__WHAT THE TASK REQUIRES__
Here are some records. Copy each one exactly.

━━━ SUPPLIED MATERIAL ━━━

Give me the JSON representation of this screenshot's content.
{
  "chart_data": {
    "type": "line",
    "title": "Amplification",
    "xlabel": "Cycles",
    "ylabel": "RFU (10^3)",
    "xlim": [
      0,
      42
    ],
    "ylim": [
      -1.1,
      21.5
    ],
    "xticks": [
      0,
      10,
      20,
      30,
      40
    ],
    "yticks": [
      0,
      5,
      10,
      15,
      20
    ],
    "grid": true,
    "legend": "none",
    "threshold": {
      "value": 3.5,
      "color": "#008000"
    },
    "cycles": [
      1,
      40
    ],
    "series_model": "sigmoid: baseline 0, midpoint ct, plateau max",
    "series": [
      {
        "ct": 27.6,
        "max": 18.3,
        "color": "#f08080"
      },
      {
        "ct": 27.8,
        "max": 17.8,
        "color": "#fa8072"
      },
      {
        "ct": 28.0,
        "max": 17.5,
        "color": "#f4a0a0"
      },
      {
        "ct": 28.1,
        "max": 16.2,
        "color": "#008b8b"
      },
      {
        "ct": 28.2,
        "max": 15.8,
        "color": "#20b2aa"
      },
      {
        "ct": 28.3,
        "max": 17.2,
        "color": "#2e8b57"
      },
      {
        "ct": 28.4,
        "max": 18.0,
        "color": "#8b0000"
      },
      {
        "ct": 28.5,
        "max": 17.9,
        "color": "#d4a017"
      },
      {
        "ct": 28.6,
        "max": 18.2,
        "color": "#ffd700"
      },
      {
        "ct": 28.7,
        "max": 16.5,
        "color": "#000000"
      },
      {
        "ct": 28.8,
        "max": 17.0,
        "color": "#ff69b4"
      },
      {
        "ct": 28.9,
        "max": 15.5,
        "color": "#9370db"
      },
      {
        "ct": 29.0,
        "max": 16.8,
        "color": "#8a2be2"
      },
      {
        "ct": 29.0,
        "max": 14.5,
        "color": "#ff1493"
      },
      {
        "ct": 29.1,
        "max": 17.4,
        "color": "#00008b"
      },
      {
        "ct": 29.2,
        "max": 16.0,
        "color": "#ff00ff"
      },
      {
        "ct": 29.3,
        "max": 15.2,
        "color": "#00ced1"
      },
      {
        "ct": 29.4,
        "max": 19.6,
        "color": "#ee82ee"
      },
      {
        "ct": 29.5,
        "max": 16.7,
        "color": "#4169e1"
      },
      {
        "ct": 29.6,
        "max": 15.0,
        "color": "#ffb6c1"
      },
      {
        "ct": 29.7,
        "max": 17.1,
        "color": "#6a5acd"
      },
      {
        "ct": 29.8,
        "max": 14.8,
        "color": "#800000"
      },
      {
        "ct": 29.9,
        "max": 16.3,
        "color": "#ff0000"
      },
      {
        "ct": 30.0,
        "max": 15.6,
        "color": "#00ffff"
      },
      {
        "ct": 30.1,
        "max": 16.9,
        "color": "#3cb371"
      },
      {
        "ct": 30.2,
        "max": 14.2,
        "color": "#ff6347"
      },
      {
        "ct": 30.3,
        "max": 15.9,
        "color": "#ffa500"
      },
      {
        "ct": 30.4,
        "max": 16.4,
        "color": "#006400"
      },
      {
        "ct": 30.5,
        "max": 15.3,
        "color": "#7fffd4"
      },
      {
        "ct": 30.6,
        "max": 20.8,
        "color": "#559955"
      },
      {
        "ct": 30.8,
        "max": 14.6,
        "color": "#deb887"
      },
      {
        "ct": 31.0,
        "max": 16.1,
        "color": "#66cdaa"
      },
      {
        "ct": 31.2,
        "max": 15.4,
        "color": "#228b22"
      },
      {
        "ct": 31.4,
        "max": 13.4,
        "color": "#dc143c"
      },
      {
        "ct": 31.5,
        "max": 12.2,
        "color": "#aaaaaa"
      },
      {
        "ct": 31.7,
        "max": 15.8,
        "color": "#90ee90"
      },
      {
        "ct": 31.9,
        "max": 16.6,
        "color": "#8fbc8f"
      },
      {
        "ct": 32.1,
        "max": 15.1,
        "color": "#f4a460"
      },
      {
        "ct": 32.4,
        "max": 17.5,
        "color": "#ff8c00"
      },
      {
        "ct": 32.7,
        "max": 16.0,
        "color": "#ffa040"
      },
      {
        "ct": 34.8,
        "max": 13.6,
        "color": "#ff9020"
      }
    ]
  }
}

━━━

__RESULT__
Give me the JSON representation of this screenshot's content.
{
  "chart_data": {
    "type": "line",
    "title": "Amplification",
    "xlabel": "Cycles",
    "ylabel": "RFU (10^3)",
    "xlim": [
      0,
      42
    ],
    "ylim": [
      -1.1,
      21.5
    ],
    "xticks": [
      0,
      10,
      20,
      30,
      40
    ],
    "yticks": [
      0,
      5,
      10,
      15,
      20
    ],
    "grid": true,
    "legend": "none",
    "threshold": {
      "value": 3.5,
      "color": "#008000"
    },
    "cycles": [
      1,
      40
    ],
    "series_model": "sigmoid: baseline 0, midpoint ct, plateau max",
    "series": [
      {
        "ct": 27.6,
        "max": 18.3,
        "color": "#f08080"
      },
      {
        "ct": 27.8,
        "max": 17.8,
        "color": "#fa8072"
      },
      {
        "ct": 28.0,
        "max": 17.5,
        "color": "#f4a0a0"
      },
      {
        "ct": 28.1,
        "max": 16.2,
        "color": "#008b8b"
      },
      {
        "ct": 28.2,
        "max": 15.8,
        "color": "#20b2aa"
      },
      {
        "ct": 28.3,
        "max": 17.2,
        "color": "#2e8b57"
      },
      {
        "ct": 28.4,
        "max": 18.0,
        "color": "#8b0000"
      },
      {
        "ct": 28.5,
        "max": 17.9,
        "color": "#d4a017"
      },
      {
        "ct": 28.6,
        "max": 18.2,
        "color": "#ffd700"
      },
      {
        "ct": 28.7,
        "max": 16.5,
        "color": "#000000"
      },
      {
        "ct": 28.8,
        "max": 17.0,
        "color": "#ff69b4"
      },
      {
        "ct": 28.9,
        "max": 15.5,
        "color": "#9370db"
      },
      {
        "ct": 29.0,
        "max": 16.8,
        "color": "#8a2be2"
      },
      {
        "ct": 29.0,
        "max": 14.5,
        "color": "#ff1493"
      },
      {
        "ct": 29.1,
        "max": 17.4,
        "color": "#00008b"
      },
      {
        "ct": 29.2,
        "max": 16.0,
        "color": "#ff00ff"
      },
      {
        "ct": 29.3,
        "max": 15.2,
        "color": "#00ced1"
      },
      {
        "ct": 29.4,
        "max": 19.6,
        "color": "#ee82ee"
      },
      {
        "ct": 29.5,
        "max": 16.7,
        "color": "#4169e1"
      },
      {
        "ct": 29.6,
        "max": 15.0,
        "color": "#ffb6c1"
      },
      {
        "ct": 29.7,
        "max": 17.1,
        "color": "#6a5acd"
      },
      {
        "ct": 29.8,
        "max": 14.8,
        "color": "#800000"
      },
      {
        "ct": 29.9,
        "max": 16.3,
        "color": "#ff0000"
      },
      {
        "ct": 30.0,
        "max": 15.6,
        "color": "#00ffff"
      },
      {
        "ct": 30.1,
        "max": 16.9,
        "color": "#3cb371"
      },
      {
        "ct": 30.2,
        "max": 14.2,
        "color": "#ff6347"
      },
      {
        "ct": 30.3,
        "max": 15.9,
        "color": "#ffa500"
      },
      {
        "ct": 30.4,
        "max": 16.4,
        "color": "#006400"
      },
      {
        "ct": 30.5,
        "max": 15.3,
        "color": "#7fffd4"
      },
      {
        "ct": 30.6,
        "max": 20.8,
        "color": "#559955"
      },
      {
        "ct": 30.8,
        "max": 14.6,
        "color": "#deb887"
      },
      {
        "ct": 31.0,
        "max": 16.1,
        "color": "#66cdaa"
      },
      {
        "ct": 31.2,
        "max": 15.4,
        "color": "#228b22"
      },
      {
        "ct": 31.4,
        "max": 13.4,
        "color": "#dc143c"
      },
      {
        "ct": 31.5,
        "max": 12.2,
        "color": "#aaaaaa"
      },
      {
        "ct": 31.7,
        "max": 15.8,
        "color": "#90ee90"
      },
      {
        "ct": 31.9,
        "max": 16.6,
        "color": "#8fbc8f"
      },
      {
        "ct": 32.1,
        "max": 15.1,
        "color": "#f4a460"
      },
      {
        "ct": 32.4,
        "max": 17.5,
        "color": "#ff8c00"
      },
      {
        "ct": 32.7,
        "max": 16.0,
        "color": "#ffa040"
      },
      {
        "ct": 34.8,
        "max": 13.6,
        "color": "#ff9020"
      }
    ]
  }
}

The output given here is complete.